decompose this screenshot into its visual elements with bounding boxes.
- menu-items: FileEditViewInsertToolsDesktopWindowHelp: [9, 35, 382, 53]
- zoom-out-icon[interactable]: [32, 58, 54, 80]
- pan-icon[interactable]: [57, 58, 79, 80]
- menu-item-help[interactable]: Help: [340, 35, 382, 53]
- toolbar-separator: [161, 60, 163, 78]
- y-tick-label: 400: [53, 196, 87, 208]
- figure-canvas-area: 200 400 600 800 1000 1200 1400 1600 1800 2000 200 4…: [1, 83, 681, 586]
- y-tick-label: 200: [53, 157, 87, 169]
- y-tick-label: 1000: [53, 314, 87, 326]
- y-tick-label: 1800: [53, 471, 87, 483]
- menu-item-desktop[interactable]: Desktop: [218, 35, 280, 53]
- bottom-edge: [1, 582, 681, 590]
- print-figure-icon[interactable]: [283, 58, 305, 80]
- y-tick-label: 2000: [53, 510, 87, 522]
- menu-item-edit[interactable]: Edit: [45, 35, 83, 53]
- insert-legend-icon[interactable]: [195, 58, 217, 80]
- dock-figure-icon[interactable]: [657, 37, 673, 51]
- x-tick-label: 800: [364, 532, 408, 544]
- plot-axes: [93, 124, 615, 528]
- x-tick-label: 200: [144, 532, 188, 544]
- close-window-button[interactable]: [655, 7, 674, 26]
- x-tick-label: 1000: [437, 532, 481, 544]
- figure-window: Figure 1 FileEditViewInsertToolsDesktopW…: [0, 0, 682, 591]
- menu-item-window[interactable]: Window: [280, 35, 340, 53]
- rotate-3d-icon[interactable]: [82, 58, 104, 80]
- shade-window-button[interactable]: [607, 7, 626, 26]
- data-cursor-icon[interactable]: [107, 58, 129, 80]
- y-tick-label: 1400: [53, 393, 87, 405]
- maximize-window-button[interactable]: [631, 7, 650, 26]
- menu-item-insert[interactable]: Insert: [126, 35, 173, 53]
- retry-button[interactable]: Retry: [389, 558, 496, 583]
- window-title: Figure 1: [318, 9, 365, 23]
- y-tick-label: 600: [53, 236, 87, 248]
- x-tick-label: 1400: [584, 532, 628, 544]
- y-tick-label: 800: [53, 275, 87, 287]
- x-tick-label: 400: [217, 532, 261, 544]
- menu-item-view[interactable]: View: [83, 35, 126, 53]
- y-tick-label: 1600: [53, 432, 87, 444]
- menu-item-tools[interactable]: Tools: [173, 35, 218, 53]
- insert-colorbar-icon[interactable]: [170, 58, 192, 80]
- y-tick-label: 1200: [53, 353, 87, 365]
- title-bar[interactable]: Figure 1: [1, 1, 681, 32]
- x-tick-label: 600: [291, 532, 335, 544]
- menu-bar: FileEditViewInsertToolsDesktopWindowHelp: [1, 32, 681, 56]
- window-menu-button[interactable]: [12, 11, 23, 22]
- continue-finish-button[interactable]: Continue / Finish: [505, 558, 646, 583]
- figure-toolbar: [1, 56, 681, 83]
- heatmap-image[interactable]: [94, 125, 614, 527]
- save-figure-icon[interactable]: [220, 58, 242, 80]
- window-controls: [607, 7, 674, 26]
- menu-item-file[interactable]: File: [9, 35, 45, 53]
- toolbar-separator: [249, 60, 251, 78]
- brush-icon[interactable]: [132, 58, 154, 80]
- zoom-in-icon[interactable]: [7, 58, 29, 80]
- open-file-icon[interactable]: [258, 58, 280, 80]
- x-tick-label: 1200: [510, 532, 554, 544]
---
* SHORT TASK: Copy out all of the rows above word for word, with nothing changed.

* THE SOLUTION:
decompose this screenshot into its visual elements with bounding boxes.
- menu-items: FileEditViewInsertToolsDesktopWindowHelp: [9, 35, 382, 53]
- zoom-out-icon[interactable]: [32, 58, 54, 80]
- pan-icon[interactable]: [57, 58, 79, 80]
- menu-item-help[interactable]: Help: [340, 35, 382, 53]
- toolbar-separator: [161, 60, 163, 78]
- y-tick-label: 400: [53, 196, 87, 208]
- figure-canvas-area: 200 400 600 800 1000 1200 1400 1600 1800 2000 200 4…: [1, 83, 681, 586]
- y-tick-label: 200: [53, 157, 87, 169]
- y-tick-label: 1000: [53, 314, 87, 326]
- y-tick-label: 1800: [53, 471, 87, 483]
- menu-item-desktop[interactable]: Desktop: [218, 35, 280, 53]
- bottom-edge: [1, 582, 681, 590]
- print-figure-icon[interactable]: [283, 58, 305, 80]
- y-tick-label: 2000: [53, 510, 87, 522]
- menu-item-edit[interactable]: Edit: [45, 35, 83, 53]
- insert-legend-icon[interactable]: [195, 58, 217, 80]
- dock-figure-icon[interactable]: [657, 37, 673, 51]
- x-tick-label: 800: [364, 532, 408, 544]
- plot-axes: [93, 124, 615, 528]
- x-tick-label: 200: [144, 532, 188, 544]
- close-window-button[interactable]: [655, 7, 674, 26]
- x-tick-label: 1000: [437, 532, 481, 544]
- figure-window: Figure 1 FileEditViewInsertToolsDesktopW…: [0, 0, 682, 591]
- menu-item-window[interactable]: Window: [280, 35, 340, 53]
- rotate-3d-icon[interactable]: [82, 58, 104, 80]
- shade-window-button[interactable]: [607, 7, 626, 26]
- data-cursor-icon[interactable]: [107, 58, 129, 80]
- y-tick-label: 1400: [53, 393, 87, 405]
- maximize-window-button[interactable]: [631, 7, 650, 26]
- menu-item-insert[interactable]: Insert: [126, 35, 173, 53]
- retry-button[interactable]: Retry: [389, 558, 496, 583]
- window-title: Figure 1: [318, 9, 365, 23]
- y-tick-label: 600: [53, 236, 87, 248]
- x-tick-label: 1400: [584, 532, 628, 544]
- y-tick-label: 800: [53, 275, 87, 287]
- x-tick-label: 400: [217, 532, 261, 544]
- menu-item-view[interactable]: View: [83, 35, 126, 53]
- y-tick-label: 1600: [53, 432, 87, 444]
- menu-item-tools[interactable]: Tools: [173, 35, 218, 53]
- insert-colorbar-icon[interactable]: [170, 58, 192, 80]
- y-tick-label: 1200: [53, 353, 87, 365]
- title-bar[interactable]: Figure 1: [1, 1, 681, 32]
- x-tick-label: 600: [291, 532, 335, 544]
- menu-bar: FileEditViewInsertToolsDesktopWindowHelp: [1, 32, 681, 56]
- window-menu-button[interactable]: [12, 11, 23, 22]
- continue-finish-button[interactable]: Continue / Finish: [505, 558, 646, 583]
- figure-toolbar: [1, 56, 681, 83]
- heatmap-image[interactable]: [94, 125, 614, 527]
- save-figure-icon[interactable]: [220, 58, 242, 80]
- window-controls: [607, 7, 674, 26]
- menu-item-file[interactable]: File: [9, 35, 45, 53]
- toolbar-separator: [249, 60, 251, 78]
- brush-icon[interactable]: [132, 58, 154, 80]
- zoom-in-icon[interactable]: [7, 58, 29, 80]
- open-file-icon[interactable]: [258, 58, 280, 80]
- x-tick-label: 1200: [510, 532, 554, 544]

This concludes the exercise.